== EXCERPT ==
Society of Petroleum Engineers
- Founded: October 6, 1957
- Type: Professional organization
- Origins: The Petroleum Division of the AIME
- Region served: Worldwide
- Method: Conferences, publications, training
- Members: 127,000
- Key people: Simon Seaton (CEO/Executive Vice President) Jennifer Miskimins (2026 President) Olivier Houzé (2025 President) Terry Palisch (2024 President) Med Kamal (2023 President) Kamel Ben Naceur (2022 President) Mark Rubin (former CEO, ret July 2023)
- Employees: 270
- Website: www.spe.org

= Society of Petroleum Engineers =

Not-for-profit professional organization

The Society of Petroleum Engineers (SPE) is a 501(c)(3) not-for-profit professional organization.

SPE provides a worldwide forum for oil and natural gas exploration and production (E&P) professionals to exchange technical knowledge and best practices. SPE manages OnePetro and PetroWiki, in addition to publishing magazines, peer-reviewed journals, and books. SPE also hosts more than 100 events each year across the globe as well as providing online tools and in-person training opportunities. SPE's technical library (OnePetro) contains more than 314,000 technical papers—products of SPE conferences and periodicals, made available to the entire industry.

SPE has offices in Dallas, Houston, Calgary, Dubai and Kuala Lumpur. SPE is a professional association for more than 127,000 engineers, scientists, managers, and educators. There are about 59,000 student members of SPE.

==History==
The history of the SPE began well before its actual establishment. During the decade after the 1901 discovery of the Spindletop field, the American Institute of Mining Engineers (AIME) saw a growing need for a forum in the booming new field of petroleum engineering. As a result, AIME formed a standing committee on oil and gas in 1913.

In 1922, the committee was expanded to become one of AIME's 10 professional divisions. The Petroleum Division of AIME continued to grow throughout the next three decades. By 1950, the Petroleum Division had become one of three separate branches of AIME, and in 1957 the Petroleum Branch of AIME was expanded once again to form a professional society.

SPE became tax-exempt in March 1985.

The first SPE Board of Directors meeting was held 6 October 1957. SPE continues to operate more than 100 events around the world.
===
== INFORMATION SHOWN ==
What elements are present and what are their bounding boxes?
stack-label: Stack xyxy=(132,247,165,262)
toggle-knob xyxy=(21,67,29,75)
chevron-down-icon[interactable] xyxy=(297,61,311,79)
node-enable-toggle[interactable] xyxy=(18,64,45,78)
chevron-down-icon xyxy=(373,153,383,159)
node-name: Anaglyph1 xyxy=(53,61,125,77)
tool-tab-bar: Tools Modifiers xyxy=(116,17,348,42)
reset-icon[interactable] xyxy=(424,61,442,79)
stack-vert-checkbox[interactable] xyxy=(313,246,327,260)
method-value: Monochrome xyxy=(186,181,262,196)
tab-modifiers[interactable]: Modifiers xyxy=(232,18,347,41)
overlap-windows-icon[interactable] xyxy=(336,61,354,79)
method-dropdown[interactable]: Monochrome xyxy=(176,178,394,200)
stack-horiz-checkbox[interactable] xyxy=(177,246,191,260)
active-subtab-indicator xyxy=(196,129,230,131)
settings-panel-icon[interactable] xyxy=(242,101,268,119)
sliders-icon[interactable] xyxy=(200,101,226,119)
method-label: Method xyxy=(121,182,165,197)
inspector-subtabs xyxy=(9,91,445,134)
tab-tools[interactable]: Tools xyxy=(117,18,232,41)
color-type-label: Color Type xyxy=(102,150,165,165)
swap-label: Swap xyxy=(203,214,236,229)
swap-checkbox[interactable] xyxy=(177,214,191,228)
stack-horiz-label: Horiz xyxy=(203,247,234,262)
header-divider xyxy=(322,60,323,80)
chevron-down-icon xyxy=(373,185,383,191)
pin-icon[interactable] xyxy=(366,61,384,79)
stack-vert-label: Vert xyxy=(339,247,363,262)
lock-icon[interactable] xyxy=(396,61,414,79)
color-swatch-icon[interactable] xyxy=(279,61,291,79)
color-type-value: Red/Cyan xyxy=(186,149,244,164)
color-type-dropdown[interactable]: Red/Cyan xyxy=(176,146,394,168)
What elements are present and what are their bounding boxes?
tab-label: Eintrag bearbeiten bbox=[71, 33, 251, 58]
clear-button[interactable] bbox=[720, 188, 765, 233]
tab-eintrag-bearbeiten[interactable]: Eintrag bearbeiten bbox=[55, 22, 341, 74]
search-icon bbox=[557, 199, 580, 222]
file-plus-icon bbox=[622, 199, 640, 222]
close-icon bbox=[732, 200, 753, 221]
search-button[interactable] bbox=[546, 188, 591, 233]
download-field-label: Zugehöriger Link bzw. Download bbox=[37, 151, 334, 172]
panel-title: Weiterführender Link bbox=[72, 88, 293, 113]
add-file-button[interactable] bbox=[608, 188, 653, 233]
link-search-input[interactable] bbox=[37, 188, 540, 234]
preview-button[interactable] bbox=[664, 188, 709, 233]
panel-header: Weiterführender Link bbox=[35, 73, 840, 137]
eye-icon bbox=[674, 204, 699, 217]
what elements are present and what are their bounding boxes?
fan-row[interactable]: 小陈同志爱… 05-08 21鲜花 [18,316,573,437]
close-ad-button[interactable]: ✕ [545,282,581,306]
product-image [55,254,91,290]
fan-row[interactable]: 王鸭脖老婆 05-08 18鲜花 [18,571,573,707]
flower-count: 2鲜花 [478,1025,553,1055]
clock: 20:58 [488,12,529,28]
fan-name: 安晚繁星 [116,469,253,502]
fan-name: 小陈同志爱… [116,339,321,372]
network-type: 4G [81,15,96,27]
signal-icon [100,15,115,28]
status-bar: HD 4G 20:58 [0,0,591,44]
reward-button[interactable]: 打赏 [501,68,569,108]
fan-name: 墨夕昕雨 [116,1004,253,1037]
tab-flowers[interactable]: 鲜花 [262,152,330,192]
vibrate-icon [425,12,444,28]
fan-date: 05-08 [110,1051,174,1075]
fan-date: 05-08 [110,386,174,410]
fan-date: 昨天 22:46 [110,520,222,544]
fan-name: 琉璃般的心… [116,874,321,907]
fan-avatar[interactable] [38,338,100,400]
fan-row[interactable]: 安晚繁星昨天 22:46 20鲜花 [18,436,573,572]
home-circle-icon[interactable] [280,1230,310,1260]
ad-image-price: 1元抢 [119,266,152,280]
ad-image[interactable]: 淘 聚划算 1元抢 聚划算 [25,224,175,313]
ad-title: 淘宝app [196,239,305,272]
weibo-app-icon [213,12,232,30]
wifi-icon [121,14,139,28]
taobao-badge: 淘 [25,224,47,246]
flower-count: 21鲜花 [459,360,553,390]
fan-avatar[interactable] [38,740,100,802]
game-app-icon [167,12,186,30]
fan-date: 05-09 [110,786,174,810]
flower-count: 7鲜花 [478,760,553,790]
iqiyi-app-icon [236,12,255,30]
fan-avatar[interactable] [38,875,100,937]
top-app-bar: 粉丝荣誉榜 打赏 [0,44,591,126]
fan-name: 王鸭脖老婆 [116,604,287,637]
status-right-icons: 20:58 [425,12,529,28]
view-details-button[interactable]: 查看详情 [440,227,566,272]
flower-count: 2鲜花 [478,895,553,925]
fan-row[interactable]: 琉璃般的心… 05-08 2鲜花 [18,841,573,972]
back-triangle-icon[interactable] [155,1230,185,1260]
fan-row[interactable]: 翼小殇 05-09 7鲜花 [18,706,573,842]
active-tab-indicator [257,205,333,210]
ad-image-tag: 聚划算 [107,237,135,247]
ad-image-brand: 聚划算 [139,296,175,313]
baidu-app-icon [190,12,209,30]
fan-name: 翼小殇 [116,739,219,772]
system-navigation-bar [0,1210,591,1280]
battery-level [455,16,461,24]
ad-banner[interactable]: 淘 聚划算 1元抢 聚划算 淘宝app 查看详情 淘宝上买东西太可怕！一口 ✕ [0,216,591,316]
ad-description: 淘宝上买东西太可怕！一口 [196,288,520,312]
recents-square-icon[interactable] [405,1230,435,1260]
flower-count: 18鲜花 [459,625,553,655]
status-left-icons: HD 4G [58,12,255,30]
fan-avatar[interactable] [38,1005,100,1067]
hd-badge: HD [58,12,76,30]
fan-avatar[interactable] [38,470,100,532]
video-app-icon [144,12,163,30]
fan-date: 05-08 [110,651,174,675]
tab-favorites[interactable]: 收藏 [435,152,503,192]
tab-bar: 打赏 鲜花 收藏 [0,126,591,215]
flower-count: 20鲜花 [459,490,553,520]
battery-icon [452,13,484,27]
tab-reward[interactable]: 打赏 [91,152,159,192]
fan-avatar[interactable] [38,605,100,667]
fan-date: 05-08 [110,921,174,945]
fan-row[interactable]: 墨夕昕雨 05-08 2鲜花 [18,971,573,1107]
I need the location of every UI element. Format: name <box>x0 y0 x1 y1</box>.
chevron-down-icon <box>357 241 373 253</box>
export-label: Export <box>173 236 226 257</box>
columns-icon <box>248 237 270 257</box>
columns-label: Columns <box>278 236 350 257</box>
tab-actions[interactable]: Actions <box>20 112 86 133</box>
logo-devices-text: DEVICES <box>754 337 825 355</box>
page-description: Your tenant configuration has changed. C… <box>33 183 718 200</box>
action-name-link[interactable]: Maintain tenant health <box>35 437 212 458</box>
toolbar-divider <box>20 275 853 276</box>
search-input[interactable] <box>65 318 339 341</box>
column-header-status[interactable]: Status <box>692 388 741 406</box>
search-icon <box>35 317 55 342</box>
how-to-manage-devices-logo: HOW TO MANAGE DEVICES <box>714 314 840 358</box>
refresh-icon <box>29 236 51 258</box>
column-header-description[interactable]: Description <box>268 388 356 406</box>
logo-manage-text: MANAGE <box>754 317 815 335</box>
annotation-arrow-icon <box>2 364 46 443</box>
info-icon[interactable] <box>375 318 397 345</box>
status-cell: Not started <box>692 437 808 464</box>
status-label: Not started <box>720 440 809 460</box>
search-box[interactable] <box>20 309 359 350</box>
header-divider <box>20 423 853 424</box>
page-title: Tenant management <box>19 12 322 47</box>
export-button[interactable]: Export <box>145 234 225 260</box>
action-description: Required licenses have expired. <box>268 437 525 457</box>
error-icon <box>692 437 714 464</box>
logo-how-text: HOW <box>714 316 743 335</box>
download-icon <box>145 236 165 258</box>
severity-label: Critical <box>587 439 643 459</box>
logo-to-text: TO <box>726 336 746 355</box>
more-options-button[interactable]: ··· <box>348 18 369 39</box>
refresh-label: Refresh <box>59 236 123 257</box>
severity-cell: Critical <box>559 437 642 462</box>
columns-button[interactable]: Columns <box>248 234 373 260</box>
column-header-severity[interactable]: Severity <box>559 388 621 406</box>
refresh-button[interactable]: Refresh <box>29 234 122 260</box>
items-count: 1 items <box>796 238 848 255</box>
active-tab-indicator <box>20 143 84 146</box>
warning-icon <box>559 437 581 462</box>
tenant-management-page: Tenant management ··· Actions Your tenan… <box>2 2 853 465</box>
===
→ **SHORT EXERCISE 1**
Rewrite the article on the Society of Petroleum Engineers between "SPE provides a" and "members of SPE.", inclusive, changing "technical" to "scientific" everywhere it occurs.
→ **SHORT EXERCISE 2**
Check each statement against the article on the Society of Petroleum Engineers, answering yes or no and quoting the deciding words: (a) SPE has an office in Calgary. (b) AIME formed its standing committee on oil and gas in 1922. (c) OnePetro holds more than 314,000 technical papers.

→ **WORKED ANSWER 1**
SPE provides a worldwide forum for oil and natural gas exploration and production (E&P) professionals to exchange scientific knowledge and best practices. SPE manages OnePetro and PetroWiki, in addition to publishing magazines, peer-reviewed journals, and books. SPE also hosts more than 100 events each year across the globe as well as providing online tools and in-person training opportunities. SPE's scientific library (OnePetro) contains more than 314,000 scientific papers—products of SPE conferences and periodicals, made available to the entire industry.

SPE has offices in Dallas, Houston, Calgary, Dubai and Kuala Lumpur. SPE is a professional association for more than 127,000 engineers, scientists, managers, and educators. There are about 59,000 student members of SPE.

→ **WORKED ANSWER 2**
(a) Yes: "SPE has offices in Dallas, Houston, Calgary, Dubai and Kuala Lumpur."
(b) No: "AIME formed a standing committee on oil and gas in 1913."
(c) Yes: "SPE's technical library (OnePetro) contains more than 314,000 technical papers"